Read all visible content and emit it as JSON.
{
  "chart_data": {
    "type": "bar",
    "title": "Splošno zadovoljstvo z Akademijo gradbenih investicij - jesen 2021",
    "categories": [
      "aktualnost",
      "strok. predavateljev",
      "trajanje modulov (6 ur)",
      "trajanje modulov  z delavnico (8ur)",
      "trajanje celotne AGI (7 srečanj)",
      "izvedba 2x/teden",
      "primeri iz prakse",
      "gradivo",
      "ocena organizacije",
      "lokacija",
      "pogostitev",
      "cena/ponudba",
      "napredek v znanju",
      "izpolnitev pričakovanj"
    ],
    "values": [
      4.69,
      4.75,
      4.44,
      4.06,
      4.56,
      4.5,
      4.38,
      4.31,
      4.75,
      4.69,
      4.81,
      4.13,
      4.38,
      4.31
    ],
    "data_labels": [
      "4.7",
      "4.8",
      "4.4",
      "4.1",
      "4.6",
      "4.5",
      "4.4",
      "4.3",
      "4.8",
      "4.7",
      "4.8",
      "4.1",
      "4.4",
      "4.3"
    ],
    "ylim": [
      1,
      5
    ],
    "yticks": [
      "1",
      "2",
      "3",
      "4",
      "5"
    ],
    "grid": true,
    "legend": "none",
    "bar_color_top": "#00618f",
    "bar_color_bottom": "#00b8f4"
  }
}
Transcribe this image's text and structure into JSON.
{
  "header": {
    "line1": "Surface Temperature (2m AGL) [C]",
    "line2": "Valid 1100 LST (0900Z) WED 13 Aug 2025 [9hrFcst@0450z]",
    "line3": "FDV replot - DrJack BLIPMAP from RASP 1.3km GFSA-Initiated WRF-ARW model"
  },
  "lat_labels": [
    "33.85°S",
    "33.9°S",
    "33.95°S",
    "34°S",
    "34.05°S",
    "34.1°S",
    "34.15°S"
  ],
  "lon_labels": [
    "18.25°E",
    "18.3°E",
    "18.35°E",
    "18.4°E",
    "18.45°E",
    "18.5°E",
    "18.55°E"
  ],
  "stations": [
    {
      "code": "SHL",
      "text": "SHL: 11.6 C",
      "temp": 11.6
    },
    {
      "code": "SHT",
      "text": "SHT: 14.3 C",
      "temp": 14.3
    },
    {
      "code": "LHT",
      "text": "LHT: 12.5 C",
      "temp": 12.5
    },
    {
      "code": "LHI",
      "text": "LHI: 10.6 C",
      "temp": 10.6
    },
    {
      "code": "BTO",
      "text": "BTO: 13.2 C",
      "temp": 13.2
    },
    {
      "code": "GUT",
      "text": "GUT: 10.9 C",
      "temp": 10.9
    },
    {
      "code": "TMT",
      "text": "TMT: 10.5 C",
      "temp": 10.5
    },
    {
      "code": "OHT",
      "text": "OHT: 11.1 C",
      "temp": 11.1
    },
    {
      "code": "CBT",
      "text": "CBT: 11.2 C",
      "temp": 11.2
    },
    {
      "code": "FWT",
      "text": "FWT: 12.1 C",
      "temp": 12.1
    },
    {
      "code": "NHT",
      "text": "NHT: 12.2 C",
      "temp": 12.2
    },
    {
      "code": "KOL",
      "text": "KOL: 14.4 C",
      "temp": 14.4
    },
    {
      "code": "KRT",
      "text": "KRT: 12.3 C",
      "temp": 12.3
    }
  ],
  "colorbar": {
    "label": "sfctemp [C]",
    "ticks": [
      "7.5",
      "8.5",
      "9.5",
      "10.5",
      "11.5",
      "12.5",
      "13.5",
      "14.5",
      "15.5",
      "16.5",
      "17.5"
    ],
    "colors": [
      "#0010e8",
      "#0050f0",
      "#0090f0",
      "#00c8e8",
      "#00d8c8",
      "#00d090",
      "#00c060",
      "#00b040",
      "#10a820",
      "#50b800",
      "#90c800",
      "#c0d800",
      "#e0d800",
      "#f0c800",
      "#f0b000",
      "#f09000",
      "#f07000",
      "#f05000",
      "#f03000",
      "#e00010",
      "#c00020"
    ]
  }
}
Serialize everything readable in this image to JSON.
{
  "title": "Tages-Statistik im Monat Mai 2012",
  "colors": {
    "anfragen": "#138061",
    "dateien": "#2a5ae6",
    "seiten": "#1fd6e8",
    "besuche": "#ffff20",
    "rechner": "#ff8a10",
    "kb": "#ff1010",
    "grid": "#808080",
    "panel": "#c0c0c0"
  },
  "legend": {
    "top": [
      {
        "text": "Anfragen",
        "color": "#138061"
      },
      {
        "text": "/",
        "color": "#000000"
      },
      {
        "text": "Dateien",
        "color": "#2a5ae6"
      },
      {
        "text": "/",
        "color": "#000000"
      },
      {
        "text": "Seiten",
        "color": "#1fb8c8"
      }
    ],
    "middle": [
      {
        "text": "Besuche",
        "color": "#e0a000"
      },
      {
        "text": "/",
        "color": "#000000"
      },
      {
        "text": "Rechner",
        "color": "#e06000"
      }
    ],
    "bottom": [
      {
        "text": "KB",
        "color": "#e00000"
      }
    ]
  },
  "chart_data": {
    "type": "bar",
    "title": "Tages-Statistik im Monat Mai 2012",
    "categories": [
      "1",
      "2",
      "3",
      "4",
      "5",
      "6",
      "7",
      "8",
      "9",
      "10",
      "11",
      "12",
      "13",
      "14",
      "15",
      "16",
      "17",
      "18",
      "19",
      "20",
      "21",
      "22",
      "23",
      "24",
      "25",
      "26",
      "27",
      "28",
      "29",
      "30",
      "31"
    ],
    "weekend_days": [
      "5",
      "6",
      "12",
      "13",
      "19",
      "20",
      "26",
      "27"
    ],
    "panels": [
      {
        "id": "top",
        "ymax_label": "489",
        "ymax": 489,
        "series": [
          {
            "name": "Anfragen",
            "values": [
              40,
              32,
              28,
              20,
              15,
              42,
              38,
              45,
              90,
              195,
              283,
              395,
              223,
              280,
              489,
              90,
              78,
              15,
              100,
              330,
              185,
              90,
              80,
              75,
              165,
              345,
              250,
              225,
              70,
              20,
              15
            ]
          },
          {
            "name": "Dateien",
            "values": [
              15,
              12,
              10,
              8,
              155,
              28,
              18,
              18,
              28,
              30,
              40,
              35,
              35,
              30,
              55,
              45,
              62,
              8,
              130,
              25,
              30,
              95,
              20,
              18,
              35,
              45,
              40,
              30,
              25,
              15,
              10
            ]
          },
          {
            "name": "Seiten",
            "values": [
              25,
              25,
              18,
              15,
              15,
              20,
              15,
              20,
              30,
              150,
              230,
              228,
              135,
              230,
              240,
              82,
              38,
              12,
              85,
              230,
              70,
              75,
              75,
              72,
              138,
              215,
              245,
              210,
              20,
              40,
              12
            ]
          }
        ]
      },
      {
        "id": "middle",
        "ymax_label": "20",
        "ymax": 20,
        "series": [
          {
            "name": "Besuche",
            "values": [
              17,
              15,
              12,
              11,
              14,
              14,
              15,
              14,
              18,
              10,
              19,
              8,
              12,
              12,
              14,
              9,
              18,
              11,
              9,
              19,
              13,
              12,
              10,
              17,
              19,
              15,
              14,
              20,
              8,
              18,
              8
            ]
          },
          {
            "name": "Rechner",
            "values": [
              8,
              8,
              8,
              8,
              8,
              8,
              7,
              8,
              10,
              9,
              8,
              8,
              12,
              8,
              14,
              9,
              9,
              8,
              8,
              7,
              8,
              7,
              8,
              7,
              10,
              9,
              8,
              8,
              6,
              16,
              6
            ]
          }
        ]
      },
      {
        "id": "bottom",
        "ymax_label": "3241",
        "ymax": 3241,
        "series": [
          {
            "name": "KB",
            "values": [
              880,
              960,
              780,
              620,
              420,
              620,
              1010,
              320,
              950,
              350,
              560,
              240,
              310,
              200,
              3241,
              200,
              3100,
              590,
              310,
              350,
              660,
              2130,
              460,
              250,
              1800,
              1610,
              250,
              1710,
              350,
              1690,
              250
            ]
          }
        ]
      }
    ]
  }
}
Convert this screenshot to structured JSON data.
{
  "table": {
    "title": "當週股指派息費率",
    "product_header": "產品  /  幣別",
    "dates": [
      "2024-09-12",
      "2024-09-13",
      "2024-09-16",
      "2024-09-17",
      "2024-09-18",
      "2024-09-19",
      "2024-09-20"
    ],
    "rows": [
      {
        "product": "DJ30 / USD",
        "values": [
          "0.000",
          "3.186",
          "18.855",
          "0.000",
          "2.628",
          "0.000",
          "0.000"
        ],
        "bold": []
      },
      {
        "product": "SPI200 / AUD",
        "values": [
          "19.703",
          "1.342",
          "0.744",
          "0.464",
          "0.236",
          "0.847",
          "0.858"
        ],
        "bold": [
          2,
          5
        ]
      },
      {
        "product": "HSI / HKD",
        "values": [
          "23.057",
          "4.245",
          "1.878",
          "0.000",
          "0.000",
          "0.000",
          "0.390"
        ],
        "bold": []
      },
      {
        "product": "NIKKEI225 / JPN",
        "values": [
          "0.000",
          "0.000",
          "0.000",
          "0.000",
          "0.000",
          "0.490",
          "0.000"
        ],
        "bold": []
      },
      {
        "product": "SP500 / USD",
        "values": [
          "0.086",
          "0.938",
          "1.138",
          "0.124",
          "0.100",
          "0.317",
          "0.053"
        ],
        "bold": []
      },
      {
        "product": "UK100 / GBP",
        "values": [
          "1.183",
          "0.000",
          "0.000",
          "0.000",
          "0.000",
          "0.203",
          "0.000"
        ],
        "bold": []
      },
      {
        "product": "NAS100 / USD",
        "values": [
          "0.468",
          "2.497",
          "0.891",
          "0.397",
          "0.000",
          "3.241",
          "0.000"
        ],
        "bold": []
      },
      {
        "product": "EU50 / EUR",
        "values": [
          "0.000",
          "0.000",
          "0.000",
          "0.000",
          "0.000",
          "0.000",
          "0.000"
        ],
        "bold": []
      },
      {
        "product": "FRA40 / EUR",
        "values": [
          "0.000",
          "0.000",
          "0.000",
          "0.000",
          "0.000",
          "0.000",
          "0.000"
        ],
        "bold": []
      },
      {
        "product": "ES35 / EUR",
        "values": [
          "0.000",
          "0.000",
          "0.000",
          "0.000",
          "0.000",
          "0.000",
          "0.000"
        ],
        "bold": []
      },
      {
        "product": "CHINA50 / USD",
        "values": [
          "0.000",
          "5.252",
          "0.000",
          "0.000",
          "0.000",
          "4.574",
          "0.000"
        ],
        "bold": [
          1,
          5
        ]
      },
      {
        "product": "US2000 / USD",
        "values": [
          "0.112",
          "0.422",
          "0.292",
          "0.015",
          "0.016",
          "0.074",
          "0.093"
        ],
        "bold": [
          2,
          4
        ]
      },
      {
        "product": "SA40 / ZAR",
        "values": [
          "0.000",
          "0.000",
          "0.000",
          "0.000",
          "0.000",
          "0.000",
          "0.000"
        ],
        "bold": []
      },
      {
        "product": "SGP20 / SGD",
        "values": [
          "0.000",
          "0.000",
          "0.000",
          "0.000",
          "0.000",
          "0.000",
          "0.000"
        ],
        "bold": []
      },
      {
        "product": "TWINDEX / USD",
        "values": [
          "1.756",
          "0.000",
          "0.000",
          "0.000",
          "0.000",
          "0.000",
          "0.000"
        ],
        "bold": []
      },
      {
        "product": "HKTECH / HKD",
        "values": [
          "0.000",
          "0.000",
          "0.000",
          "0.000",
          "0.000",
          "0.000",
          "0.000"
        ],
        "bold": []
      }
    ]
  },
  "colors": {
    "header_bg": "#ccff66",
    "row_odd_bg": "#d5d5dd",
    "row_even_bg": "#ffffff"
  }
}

* * * *

**WORK TO BE COMPLETED**
Every line of the listing that holds "this" should be found and copied.

**TASK SOLUTION**
Transcribe this image's text and structure into JSON.
Serialize everything readable in this image to JSON.
Convert this screenshot to structured JSON data.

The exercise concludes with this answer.